Among the lines below, count those with "JSON". Give the total alone.

::: Entries shown

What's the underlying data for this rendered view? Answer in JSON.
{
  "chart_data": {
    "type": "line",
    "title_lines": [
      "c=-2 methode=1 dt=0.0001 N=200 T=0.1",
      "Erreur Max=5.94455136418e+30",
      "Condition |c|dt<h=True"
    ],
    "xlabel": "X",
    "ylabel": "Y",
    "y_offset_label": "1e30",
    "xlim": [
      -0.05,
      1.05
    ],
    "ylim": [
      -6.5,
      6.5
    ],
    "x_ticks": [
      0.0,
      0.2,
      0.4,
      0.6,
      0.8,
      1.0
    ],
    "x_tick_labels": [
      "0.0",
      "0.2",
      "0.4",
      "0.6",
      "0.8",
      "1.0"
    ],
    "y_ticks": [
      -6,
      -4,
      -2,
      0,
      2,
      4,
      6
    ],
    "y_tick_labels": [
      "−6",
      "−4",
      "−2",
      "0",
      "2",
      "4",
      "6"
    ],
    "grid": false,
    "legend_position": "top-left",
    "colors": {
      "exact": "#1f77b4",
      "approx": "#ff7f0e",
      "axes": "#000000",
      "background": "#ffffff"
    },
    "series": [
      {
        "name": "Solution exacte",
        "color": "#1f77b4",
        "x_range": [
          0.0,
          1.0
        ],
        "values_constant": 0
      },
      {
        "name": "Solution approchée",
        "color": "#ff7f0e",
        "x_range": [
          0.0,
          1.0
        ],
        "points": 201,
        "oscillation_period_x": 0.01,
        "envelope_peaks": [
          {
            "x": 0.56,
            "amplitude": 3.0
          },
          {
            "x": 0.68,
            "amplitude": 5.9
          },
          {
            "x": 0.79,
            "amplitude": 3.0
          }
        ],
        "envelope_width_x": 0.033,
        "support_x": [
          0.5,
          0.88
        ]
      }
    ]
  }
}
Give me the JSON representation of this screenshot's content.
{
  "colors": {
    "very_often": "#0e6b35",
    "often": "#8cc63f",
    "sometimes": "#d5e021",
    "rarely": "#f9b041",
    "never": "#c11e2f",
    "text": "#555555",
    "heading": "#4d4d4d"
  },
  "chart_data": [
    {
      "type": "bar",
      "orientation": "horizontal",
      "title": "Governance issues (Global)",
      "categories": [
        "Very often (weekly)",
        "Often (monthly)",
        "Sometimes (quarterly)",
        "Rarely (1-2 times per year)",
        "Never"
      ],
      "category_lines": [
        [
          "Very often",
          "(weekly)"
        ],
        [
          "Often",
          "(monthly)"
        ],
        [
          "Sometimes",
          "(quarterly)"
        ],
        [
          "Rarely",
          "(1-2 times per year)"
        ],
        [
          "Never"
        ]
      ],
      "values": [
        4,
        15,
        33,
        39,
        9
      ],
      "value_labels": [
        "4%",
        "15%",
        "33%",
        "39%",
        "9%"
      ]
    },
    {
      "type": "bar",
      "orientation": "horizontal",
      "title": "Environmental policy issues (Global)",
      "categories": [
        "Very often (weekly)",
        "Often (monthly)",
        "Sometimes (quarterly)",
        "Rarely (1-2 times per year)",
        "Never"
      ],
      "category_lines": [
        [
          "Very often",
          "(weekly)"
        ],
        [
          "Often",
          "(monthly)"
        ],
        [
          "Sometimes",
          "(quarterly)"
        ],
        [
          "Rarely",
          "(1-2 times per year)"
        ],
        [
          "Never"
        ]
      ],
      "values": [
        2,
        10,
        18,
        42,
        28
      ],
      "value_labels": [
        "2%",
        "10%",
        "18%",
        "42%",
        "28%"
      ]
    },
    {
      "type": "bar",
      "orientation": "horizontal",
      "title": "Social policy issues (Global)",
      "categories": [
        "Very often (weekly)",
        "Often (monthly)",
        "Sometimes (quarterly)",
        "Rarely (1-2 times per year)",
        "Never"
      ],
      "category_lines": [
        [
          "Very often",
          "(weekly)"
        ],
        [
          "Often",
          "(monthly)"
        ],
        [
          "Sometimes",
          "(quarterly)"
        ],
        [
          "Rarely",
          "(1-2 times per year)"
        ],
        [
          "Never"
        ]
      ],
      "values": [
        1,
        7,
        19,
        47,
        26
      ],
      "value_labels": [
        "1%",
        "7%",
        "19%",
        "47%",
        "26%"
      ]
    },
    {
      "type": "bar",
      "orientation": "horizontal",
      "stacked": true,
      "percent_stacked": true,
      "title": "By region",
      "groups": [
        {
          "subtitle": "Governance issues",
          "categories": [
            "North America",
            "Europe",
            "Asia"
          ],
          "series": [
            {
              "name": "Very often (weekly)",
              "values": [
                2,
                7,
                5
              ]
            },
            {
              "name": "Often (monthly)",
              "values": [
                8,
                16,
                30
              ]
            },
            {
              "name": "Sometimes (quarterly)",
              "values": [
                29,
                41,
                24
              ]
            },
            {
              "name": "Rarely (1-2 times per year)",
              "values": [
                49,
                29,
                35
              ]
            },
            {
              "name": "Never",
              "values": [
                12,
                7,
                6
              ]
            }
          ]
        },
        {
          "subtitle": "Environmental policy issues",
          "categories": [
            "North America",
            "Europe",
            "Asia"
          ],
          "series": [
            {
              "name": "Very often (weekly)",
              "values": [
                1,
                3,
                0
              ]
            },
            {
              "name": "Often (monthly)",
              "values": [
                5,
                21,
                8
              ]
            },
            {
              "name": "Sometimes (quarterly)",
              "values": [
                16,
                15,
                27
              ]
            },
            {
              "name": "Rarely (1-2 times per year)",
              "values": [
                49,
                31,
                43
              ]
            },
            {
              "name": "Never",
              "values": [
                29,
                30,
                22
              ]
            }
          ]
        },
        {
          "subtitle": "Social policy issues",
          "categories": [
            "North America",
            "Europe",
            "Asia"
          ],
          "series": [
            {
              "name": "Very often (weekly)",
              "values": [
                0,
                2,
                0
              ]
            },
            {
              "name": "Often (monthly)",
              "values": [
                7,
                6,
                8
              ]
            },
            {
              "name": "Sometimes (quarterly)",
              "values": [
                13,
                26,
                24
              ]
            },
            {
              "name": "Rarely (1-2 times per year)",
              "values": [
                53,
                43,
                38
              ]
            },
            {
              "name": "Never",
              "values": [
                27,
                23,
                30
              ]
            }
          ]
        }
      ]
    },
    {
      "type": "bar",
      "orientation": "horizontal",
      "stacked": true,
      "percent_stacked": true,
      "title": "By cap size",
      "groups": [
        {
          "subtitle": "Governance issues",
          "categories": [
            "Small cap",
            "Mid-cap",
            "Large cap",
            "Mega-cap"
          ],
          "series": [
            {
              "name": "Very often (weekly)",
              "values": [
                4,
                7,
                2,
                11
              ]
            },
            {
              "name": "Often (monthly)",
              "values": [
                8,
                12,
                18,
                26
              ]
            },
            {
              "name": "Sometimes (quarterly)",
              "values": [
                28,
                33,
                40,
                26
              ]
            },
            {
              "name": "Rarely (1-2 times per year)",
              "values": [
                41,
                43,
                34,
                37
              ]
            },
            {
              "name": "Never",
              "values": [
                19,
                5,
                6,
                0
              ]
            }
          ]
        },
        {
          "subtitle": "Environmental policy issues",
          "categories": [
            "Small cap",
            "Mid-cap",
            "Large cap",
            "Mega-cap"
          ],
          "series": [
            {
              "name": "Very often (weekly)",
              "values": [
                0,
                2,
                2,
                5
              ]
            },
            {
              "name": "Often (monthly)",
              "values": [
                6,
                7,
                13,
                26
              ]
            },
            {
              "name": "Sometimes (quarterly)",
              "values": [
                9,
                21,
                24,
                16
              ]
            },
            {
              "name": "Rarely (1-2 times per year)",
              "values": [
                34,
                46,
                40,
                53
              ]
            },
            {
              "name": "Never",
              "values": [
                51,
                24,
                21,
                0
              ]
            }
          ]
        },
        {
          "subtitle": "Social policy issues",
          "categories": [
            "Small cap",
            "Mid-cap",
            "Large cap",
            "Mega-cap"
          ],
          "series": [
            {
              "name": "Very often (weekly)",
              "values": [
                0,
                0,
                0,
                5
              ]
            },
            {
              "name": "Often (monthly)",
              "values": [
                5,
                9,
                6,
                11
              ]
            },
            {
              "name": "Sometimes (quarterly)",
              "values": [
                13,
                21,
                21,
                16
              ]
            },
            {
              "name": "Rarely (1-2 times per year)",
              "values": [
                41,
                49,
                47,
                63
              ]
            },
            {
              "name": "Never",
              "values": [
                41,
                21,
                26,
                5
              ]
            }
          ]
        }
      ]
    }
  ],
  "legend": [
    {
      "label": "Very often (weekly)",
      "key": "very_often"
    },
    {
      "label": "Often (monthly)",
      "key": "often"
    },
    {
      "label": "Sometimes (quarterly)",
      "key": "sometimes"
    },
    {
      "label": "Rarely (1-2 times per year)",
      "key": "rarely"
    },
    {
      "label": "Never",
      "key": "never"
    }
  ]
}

::::::

Task output
2